Task to carry out :: Reproduce the listing that follows with no differences at all.

=-=-=-=-=

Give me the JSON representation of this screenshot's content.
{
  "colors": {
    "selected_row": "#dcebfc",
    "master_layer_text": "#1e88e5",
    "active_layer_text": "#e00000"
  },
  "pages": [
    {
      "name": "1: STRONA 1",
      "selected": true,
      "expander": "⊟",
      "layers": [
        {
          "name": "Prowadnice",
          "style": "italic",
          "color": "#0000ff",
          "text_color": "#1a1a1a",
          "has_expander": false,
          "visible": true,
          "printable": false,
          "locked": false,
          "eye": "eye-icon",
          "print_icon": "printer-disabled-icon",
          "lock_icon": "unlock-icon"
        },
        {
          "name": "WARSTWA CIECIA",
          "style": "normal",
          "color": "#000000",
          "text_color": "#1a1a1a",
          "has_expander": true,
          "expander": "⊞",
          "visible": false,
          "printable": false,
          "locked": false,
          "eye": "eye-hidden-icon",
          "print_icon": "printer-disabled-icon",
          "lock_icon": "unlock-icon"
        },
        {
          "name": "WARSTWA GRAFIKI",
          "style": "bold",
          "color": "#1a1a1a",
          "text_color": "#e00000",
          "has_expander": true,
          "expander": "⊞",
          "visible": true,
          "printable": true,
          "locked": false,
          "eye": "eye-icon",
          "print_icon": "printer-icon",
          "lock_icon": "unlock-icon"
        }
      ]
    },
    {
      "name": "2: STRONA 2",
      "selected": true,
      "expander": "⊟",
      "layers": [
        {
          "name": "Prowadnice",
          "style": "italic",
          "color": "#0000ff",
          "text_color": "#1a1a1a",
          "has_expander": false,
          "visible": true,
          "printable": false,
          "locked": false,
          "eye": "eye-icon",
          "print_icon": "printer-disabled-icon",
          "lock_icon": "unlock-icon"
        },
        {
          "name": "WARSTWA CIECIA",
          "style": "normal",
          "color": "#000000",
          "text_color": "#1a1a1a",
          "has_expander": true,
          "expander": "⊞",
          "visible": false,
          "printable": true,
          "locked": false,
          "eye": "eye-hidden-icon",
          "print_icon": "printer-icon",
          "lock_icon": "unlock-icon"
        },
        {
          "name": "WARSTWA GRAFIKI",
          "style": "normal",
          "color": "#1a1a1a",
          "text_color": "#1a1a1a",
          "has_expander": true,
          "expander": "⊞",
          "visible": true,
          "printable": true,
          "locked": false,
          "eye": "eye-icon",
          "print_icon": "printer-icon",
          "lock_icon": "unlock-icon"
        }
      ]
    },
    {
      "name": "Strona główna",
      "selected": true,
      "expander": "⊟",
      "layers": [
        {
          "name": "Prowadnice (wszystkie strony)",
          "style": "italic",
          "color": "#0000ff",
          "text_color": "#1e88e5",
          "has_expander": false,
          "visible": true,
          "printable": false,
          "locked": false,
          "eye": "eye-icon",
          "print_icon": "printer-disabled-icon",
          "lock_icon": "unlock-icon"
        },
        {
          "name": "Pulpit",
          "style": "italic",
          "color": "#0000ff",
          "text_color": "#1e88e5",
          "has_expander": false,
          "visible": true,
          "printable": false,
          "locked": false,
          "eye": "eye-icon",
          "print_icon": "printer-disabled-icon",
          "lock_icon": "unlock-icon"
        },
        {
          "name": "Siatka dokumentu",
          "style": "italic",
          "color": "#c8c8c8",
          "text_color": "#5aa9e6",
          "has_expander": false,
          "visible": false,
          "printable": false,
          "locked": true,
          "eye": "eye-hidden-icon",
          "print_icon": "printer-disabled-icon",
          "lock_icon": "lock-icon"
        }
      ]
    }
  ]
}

=-=-=-=-=

Solution for this problem ::
Give me the JSON representation of this screenshot's content.
{
  "colors": {
    "selected_row": "#dcebfc",
    "master_layer_text": "#1e88e5",
    "active_layer_text": "#e00000"
  },
  "pages": [
    {
      "name": "1: STRONA 1",
      "selected": true,
      "expander": "⊟",
      "layers": [
        {
          "name": "Prowadnice",
          "style": "italic",
          "color": "#0000ff",
          "text_color": "#1a1a1a",
          "has_expander": false,
          "visible": true,
          "printable": false,
          "locked": false,
          "eye": "eye-icon",
          "print_icon": "printer-disabled-icon",
          "lock_icon": "unlock-icon"
        },
        {
          "name": "WARSTWA CIECIA",
          "style": "normal",
          "color": "#000000",
          "text_color": "#1a1a1a",
          "has_expander": true,
          "expander": "⊞",
          "visible": false,
          "printable": false,
          "locked": false,
          "eye": "eye-hidden-icon",
          "print_icon": "printer-disabled-icon",
          "lock_icon": "unlock-icon"
        },
        {
          "name": "WARSTWA GRAFIKI",
          "style": "bold",
          "color": "#1a1a1a",
          "text_color": "#e00000",
          "has_expander": true,
          "expander": "⊞",
          "visible": true,
          "printable": true,
          "locked": false,
          "eye": "eye-icon",
          "print_icon": "printer-icon",
          "lock_icon": "unlock-icon"
        }
      ]
    },
    {
      "name": "2: STRONA 2",
      "selected": true,
      "expander": "⊟",
      "layers": [
        {
          "name": "Prowadnice",
          "style": "italic",
          "color": "#0000ff",
          "text_color": "#1a1a1a",
          "has_expander": false,
          "visible": true,
          "printable": false,
          "locked": false,
          "eye": "eye-icon",
          "print_icon": "printer-disabled-icon",
          "lock_icon": "unlock-icon"
        },
        {
          "name": "WARSTWA CIECIA",
          "style": "normal",
          "color": "#000000",
          "text_color": "#1a1a1a",
          "has_expander": true,
          "expander": "⊞",
          "visible": false,
          "printable": true,
          "locked": false,
          "eye": "eye-hidden-icon",
          "print_icon": "printer-icon",
          "lock_icon": "unlock-icon"
        },
        {
          "name": "WARSTWA GRAFIKI",
          "style": "normal",
          "color": "#1a1a1a",
          "text_color": "#1a1a1a",
          "has_expander": true,
          "expander": "⊞",
          "visible": true,
          "printable": true,
          "locked": false,
          "eye": "eye-icon",
          "print_icon": "printer-icon",
          "lock_icon": "unlock-icon"
        }
      ]
    },
    {
      "name": "Strona główna",
      "selected": true,
      "expander": "⊟",
      "layers": [
        {
          "name": "Prowadnice (wszystkie strony)",
          "style": "italic",
          "color": "#0000ff",
          "text_color": "#1e88e5",
          "has_expander": false,
          "visible": true,
          "printable": false,
          "locked": false,
          "eye": "eye-icon",
          "print_icon": "printer-disabled-icon",
          "lock_icon": "unlock-icon"
        },
        {
          "name": "Pulpit",
          "style": "italic",
          "color": "#0000ff",
          "text_color": "#1e88e5",
          "has_expander": false,
          "visible": true,
          "printable": false,
          "locked": false,
          "eye": "eye-icon",
          "print_icon": "printer-disabled-icon",
          "lock_icon": "unlock-icon"
        },
        {
          "name": "Siatka dokumentu",
          "style": "italic",
          "color": "#c8c8c8",
          "text_color": "#5aa9e6",
          "has_expander": false,
          "visible": false,
          "printable": false,
          "locked": true,
          "eye": "eye-hidden-icon",
          "print_icon": "printer-disabled-icon",
          "lock_icon": "lock-icon"
        }
      ]
    }
  ]
}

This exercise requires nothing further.